─── ENTRIES SUPPLIED ───

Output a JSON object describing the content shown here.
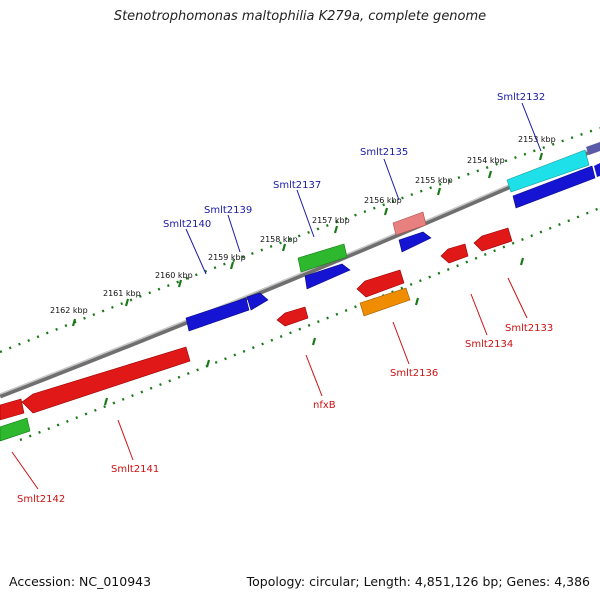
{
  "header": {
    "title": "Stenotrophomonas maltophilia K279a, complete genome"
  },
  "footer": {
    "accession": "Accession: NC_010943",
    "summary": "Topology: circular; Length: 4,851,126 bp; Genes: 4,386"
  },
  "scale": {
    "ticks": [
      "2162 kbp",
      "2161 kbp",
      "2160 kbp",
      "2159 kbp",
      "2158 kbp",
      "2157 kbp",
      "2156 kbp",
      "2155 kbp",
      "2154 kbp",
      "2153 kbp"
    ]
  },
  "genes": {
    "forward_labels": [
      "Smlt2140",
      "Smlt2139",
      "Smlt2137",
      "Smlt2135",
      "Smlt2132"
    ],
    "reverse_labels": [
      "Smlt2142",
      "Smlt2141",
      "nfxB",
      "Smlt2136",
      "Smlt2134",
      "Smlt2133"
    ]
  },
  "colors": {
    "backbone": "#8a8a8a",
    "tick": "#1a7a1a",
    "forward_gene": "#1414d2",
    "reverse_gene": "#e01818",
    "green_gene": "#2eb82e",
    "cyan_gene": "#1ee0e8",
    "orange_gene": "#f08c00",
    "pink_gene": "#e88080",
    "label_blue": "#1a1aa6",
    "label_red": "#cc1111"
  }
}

───
─── ENTRIES SUPPLIED ───

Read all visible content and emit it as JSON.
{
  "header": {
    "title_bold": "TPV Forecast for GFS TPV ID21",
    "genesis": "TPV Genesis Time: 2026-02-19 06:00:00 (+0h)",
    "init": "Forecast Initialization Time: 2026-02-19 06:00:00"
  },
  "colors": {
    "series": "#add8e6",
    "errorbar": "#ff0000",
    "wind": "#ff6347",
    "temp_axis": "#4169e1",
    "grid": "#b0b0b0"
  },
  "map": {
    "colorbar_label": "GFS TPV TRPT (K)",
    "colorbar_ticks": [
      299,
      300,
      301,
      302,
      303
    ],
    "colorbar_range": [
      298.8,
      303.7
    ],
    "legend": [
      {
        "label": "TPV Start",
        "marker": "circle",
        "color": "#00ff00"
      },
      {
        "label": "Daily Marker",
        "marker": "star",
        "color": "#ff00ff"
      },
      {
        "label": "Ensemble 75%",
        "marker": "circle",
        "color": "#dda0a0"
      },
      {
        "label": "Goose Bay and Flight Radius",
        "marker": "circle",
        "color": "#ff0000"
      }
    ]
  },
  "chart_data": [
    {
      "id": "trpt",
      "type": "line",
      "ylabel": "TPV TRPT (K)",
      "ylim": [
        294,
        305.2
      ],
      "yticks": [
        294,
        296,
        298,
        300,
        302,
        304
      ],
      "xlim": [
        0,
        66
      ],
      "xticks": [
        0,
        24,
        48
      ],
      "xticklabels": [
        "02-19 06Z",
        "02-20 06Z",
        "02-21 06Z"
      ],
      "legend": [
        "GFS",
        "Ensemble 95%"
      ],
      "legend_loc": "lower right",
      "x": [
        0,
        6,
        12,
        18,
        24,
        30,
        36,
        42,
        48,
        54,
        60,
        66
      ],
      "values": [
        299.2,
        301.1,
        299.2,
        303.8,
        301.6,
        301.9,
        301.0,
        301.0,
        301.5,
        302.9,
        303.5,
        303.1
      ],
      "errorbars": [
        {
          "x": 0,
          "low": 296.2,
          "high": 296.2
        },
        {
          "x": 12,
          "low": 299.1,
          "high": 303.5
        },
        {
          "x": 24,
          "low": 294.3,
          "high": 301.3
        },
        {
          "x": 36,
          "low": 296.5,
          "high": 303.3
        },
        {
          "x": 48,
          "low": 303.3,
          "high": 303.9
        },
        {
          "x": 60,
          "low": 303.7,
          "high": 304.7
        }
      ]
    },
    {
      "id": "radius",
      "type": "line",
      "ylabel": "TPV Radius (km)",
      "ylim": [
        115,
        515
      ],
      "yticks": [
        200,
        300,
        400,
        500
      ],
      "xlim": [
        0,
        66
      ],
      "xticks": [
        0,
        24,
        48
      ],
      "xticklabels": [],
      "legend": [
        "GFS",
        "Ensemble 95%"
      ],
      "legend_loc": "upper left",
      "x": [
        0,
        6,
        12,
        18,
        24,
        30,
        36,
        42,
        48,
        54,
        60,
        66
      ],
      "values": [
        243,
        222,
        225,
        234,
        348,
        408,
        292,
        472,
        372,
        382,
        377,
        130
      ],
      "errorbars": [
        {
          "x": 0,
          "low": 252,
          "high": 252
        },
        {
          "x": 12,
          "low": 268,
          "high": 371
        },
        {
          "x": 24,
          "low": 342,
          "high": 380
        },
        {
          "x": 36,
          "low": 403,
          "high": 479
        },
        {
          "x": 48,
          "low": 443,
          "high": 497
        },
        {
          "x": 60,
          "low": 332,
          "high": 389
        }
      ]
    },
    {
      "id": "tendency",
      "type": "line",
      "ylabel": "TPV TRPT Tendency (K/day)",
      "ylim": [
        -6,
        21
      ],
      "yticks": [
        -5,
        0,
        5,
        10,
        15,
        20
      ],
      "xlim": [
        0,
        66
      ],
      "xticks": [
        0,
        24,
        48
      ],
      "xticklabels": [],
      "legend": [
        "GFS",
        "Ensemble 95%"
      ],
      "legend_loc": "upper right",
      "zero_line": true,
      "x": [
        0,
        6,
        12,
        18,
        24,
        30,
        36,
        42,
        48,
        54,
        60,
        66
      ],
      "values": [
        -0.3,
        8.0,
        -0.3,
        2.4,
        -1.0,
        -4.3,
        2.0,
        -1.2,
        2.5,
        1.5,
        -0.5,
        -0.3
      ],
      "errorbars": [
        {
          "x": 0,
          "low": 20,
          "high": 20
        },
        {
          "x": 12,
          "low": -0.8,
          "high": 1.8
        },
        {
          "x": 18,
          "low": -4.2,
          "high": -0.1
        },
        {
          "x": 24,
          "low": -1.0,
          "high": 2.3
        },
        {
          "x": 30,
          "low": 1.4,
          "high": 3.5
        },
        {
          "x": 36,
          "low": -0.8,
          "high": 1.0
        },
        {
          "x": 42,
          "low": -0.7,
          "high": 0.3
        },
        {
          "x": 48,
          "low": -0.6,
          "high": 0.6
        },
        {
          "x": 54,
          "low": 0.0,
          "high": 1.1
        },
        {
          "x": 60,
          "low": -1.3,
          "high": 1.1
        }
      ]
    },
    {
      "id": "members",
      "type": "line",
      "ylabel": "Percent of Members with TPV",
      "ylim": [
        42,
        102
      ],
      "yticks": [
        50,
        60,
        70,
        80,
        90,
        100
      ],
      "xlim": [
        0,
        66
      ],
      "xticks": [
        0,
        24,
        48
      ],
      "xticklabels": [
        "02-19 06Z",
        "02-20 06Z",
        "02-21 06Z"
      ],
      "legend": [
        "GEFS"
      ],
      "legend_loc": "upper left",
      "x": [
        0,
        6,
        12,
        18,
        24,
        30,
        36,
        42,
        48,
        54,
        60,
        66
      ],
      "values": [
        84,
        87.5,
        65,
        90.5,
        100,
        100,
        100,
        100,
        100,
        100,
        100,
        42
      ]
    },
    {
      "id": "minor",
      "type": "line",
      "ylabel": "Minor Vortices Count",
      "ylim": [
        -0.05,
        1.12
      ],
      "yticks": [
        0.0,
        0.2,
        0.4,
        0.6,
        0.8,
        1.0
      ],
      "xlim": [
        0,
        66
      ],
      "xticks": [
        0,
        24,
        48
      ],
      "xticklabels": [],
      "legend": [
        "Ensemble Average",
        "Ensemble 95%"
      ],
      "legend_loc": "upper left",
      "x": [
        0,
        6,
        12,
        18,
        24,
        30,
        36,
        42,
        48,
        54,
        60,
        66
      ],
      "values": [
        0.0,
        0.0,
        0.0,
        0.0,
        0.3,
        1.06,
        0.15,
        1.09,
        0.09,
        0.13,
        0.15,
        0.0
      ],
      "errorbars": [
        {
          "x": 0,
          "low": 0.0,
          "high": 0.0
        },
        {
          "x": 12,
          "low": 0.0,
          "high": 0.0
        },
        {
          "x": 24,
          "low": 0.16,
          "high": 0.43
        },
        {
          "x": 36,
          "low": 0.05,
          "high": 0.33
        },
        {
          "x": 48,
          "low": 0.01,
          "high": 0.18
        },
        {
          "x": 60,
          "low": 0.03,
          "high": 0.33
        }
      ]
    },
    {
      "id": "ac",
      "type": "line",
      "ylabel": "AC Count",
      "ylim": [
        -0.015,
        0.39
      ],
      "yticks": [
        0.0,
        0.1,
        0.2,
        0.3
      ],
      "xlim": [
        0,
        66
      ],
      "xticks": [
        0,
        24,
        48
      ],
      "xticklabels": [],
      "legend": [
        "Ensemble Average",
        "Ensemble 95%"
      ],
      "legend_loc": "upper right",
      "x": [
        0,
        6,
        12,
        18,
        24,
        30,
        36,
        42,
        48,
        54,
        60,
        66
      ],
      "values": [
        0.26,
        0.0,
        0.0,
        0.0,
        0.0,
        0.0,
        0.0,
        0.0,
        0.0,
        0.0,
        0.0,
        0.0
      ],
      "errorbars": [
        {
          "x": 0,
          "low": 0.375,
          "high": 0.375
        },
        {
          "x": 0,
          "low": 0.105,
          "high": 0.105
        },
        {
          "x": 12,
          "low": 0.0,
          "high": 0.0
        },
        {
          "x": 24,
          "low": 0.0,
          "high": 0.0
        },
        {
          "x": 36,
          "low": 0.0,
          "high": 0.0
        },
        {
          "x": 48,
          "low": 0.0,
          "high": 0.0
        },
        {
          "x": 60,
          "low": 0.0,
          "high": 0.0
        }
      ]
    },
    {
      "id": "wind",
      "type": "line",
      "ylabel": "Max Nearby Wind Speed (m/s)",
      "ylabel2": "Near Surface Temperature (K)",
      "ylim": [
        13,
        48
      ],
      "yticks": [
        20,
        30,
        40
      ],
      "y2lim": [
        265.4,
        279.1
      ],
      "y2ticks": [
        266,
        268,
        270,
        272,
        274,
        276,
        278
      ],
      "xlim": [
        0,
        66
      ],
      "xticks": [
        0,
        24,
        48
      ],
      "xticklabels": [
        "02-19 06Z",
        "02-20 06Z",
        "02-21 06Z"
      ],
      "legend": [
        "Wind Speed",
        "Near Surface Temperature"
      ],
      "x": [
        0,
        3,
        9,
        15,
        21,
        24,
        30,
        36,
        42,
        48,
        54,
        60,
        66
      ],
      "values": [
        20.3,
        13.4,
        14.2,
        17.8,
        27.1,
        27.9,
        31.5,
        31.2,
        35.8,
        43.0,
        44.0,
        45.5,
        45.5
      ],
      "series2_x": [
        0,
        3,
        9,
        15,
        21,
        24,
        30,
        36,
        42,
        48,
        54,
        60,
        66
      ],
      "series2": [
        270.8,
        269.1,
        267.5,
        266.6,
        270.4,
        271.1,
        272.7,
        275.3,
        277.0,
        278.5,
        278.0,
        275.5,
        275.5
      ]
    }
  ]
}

───
─── ENTRIES SUPPLIED ───

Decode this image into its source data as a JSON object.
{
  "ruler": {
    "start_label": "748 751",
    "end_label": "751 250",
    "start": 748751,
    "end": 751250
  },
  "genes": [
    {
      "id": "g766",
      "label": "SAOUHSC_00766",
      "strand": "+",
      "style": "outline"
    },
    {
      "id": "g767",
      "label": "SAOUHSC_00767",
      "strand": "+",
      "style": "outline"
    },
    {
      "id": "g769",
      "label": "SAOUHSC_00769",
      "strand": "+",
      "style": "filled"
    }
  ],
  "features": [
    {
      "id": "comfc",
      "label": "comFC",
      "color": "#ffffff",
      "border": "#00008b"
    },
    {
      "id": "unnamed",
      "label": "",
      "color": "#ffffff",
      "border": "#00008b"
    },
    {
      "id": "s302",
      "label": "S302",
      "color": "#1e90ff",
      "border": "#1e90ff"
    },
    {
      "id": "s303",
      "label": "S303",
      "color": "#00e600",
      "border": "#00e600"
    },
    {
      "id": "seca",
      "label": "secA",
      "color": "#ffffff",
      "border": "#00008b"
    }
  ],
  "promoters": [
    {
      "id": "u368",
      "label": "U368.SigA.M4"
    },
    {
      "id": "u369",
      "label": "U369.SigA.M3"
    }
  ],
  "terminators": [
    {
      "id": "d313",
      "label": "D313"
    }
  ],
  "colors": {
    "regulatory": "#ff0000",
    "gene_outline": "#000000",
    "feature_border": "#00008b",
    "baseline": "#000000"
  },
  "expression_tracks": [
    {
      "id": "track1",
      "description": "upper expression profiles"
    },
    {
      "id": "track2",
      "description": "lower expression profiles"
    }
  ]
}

───

▸ WORK INSTRUCTIONS
Work out how many lines of the material include "Forecast", then report only that count.

▸ EXERCISE RESULT
2